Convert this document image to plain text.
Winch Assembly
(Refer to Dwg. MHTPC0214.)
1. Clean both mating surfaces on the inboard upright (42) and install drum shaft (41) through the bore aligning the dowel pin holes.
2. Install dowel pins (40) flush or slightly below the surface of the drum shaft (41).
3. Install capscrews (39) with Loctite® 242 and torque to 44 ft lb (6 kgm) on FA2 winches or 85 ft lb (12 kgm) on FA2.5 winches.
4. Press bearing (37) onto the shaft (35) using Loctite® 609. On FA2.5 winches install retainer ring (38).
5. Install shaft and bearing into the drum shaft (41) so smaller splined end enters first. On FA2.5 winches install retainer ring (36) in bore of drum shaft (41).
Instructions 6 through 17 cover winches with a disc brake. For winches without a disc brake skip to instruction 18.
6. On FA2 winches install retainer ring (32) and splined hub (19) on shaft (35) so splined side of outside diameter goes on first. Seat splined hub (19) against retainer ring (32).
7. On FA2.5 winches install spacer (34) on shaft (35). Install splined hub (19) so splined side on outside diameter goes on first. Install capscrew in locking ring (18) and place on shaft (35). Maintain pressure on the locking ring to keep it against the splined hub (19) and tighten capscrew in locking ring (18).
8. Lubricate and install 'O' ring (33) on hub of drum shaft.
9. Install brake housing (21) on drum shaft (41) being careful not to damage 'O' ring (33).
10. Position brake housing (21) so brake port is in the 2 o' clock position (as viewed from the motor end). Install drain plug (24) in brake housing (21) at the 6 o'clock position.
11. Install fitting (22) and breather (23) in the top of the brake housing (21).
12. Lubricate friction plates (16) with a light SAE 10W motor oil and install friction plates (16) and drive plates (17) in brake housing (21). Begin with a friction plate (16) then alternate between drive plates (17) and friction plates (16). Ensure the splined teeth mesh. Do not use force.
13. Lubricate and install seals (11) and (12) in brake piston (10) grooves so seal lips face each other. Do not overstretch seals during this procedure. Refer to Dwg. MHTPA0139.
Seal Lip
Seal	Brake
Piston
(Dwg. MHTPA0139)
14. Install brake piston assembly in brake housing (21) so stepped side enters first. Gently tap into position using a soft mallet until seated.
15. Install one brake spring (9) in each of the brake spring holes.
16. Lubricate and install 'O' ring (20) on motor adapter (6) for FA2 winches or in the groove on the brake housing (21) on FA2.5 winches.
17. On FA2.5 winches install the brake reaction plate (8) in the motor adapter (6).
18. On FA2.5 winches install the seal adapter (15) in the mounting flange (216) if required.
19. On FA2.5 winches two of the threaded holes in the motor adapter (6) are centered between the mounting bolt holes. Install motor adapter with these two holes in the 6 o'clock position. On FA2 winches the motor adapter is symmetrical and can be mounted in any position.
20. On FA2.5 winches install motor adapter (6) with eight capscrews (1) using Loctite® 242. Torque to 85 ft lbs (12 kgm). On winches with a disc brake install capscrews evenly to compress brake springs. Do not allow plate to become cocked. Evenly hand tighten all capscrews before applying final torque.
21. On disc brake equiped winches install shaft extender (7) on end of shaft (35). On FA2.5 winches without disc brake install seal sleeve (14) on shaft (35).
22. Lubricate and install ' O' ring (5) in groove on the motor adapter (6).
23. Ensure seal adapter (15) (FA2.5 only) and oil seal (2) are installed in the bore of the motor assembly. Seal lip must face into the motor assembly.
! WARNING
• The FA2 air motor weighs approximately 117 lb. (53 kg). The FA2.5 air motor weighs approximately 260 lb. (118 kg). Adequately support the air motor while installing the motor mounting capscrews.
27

# EXERCISE AIM
Collect, from the material above, every line containing the word "Loctite".

# EXERCISE SOLUTION
3. Install capscrews (39) with Loctite® 242 and torque to 44 ft lb (6 kgm) on FA2 winches or 85 ft lb (12 kgm) on FA2.5 winches.
4. Press bearing (37) onto the shaft (35) using Loctite® 609. On FA2.5 winches install retainer ring (38).
20. On FA2.5 winches install motor adapter (6) with eight capscrews (1) using Loctite® 242. Torque to 85 ft lbs (12 kgm). On winches with a disc brake install capscrews evenly to compress brake springs. Do not allow plate to become cocked. Evenly hand tighten all capscrews before applying final torque.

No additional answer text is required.